YOUR GOAL: Copy only what runs from the line containing "Convert this screenshot" to the last line, both included, keeping it exact and omitting pictures.

[Data items]
>> begin
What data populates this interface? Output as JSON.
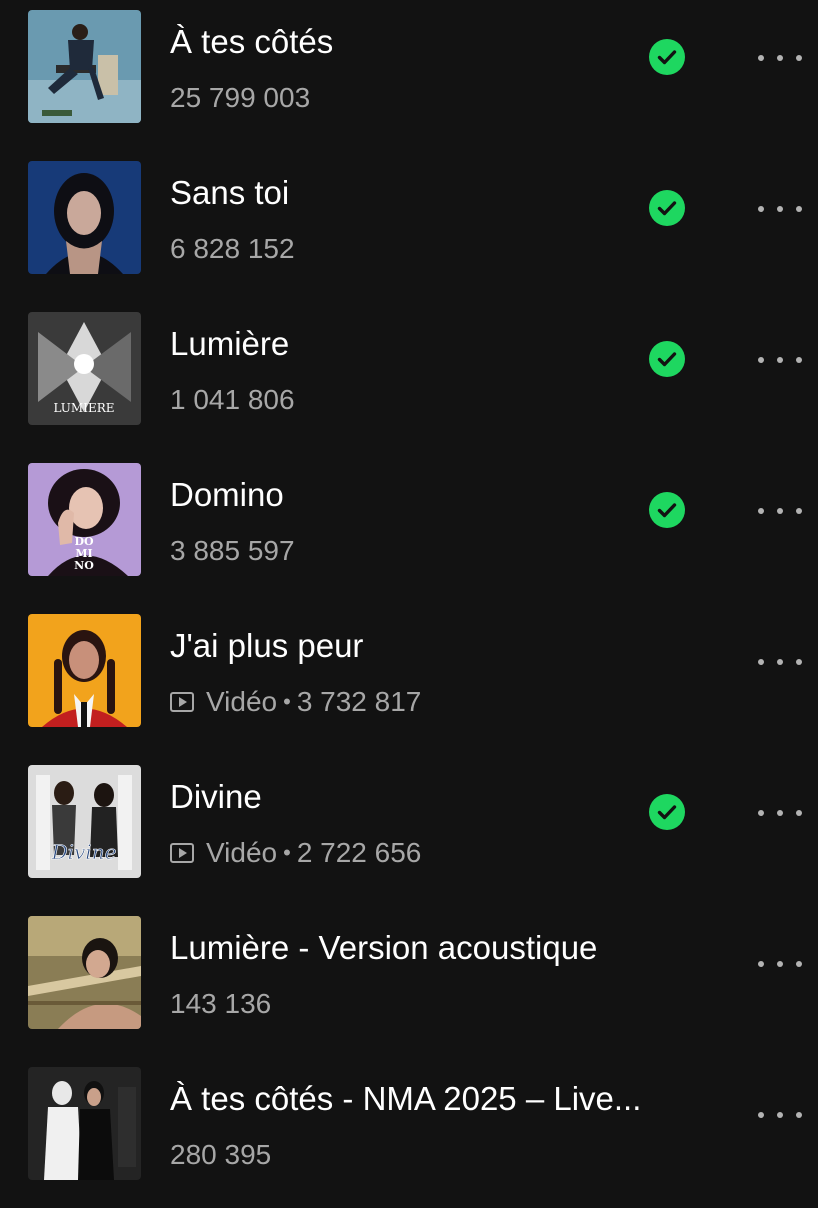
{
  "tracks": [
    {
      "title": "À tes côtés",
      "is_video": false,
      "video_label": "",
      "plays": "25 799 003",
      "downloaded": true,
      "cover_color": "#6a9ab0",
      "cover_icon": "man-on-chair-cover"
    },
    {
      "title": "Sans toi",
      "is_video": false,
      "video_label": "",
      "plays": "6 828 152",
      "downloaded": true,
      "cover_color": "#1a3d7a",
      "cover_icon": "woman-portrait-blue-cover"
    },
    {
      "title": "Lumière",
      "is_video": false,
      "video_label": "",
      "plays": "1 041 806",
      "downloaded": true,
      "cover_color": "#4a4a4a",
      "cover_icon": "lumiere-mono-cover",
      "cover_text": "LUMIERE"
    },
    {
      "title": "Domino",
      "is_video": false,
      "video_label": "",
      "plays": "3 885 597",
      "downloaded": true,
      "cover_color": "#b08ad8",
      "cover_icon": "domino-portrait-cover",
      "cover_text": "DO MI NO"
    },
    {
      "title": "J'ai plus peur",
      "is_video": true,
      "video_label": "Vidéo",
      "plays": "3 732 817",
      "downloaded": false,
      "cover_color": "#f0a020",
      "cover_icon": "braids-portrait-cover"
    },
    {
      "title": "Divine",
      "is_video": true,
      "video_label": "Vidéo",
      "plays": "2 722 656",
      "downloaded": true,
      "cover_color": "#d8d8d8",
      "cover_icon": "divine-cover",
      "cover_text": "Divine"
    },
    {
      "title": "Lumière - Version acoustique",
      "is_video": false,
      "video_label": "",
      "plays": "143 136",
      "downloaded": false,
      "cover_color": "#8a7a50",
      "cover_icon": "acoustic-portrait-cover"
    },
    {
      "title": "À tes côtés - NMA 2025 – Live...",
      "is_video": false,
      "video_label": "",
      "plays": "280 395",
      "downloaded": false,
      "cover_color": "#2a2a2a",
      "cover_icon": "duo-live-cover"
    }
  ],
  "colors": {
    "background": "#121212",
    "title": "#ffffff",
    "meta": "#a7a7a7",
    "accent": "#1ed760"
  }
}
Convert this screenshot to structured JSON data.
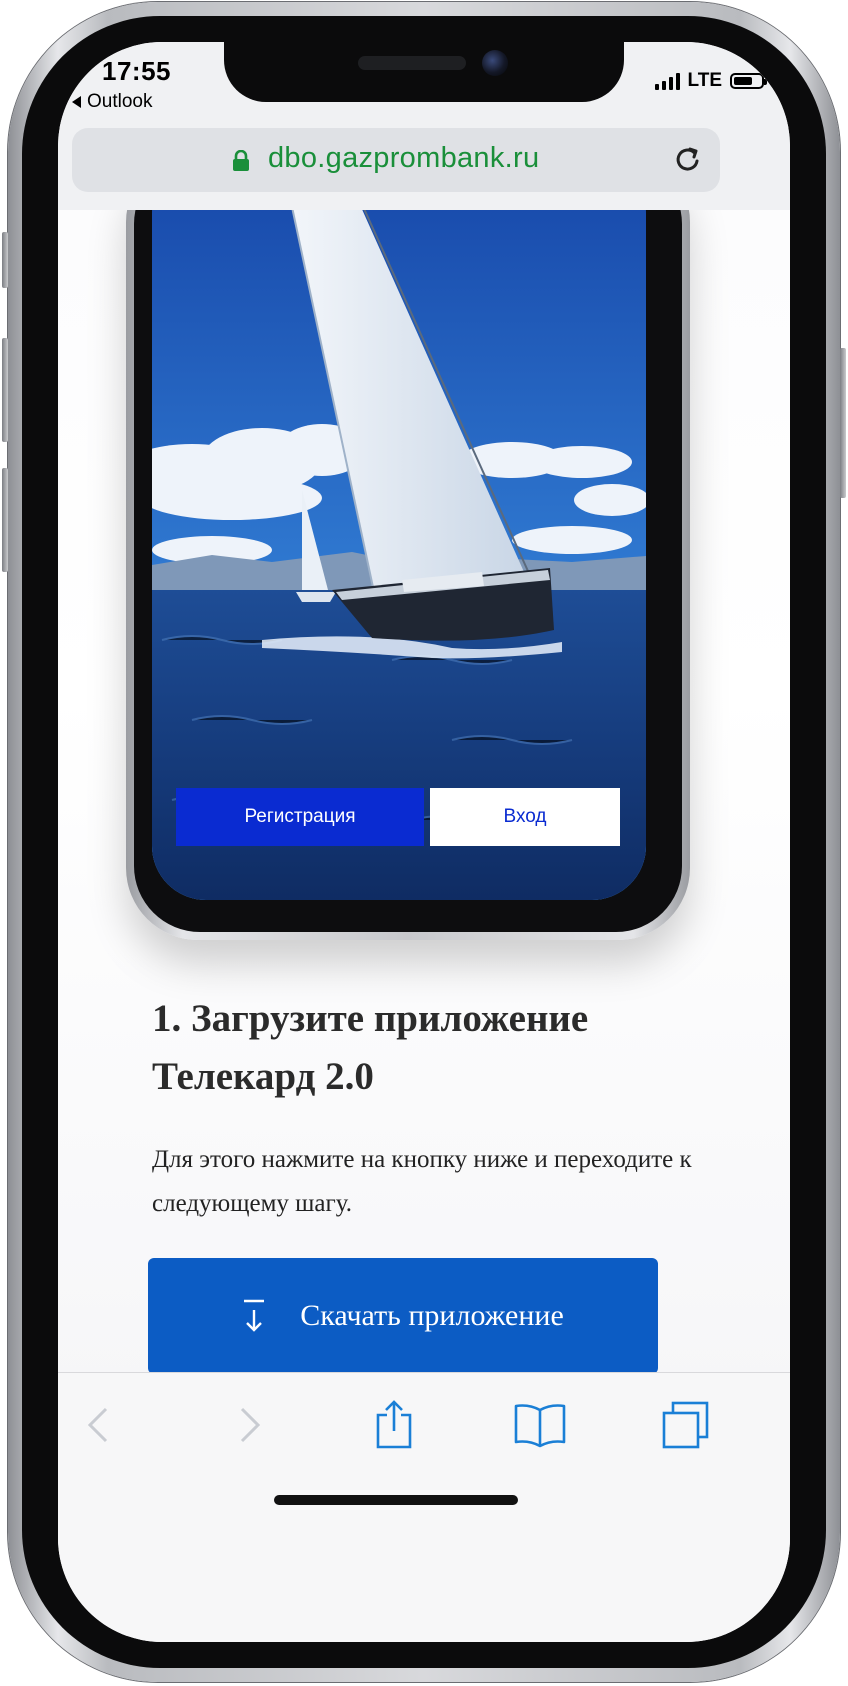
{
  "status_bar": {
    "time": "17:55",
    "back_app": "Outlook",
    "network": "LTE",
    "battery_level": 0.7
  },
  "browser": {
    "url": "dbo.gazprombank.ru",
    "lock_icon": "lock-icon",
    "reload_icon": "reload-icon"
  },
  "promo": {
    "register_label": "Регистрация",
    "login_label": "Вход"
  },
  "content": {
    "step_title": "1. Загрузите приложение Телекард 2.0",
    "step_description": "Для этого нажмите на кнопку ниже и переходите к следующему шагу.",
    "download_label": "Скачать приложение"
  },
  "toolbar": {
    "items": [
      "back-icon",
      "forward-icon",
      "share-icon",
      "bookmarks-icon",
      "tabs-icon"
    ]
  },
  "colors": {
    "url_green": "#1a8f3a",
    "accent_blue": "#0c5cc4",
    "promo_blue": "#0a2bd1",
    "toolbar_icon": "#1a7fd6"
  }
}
>> end
SOLUTION TO THIS TASK:
Convert this screenshot to structured JSON data.
{
  "status_bar": {
    "time": "17:55",
    "back_app": "Outlook",
    "network": "LTE",
    "battery_level": 0.7
  },
  "browser": {
    "url": "dbo.gazprombank.ru",
    "lock_icon": "lock-icon",
    "reload_icon": "reload-icon"
  },
  "promo": {
    "register_label": "Регистрация",
    "login_label": "Вход"
  },
  "content": {
    "step_title": "1. Загрузите приложение Телекард 2.0",
    "step_description": "Для этого нажмите на кнопку ниже и переходите к следующему шагу.",
    "download_label": "Скачать приложение"
  },
  "toolbar": {
    "items": [
      "back-icon",
      "forward-icon",
      "share-icon",
      "bookmarks-icon",
      "tabs-icon"
    ]
  },
  "colors": {
    "url_green": "#1a8f3a",
    "accent_blue": "#0c5cc4",
    "promo_blue": "#0a2bd1",
    "toolbar_icon": "#1a7fd6"
  }
}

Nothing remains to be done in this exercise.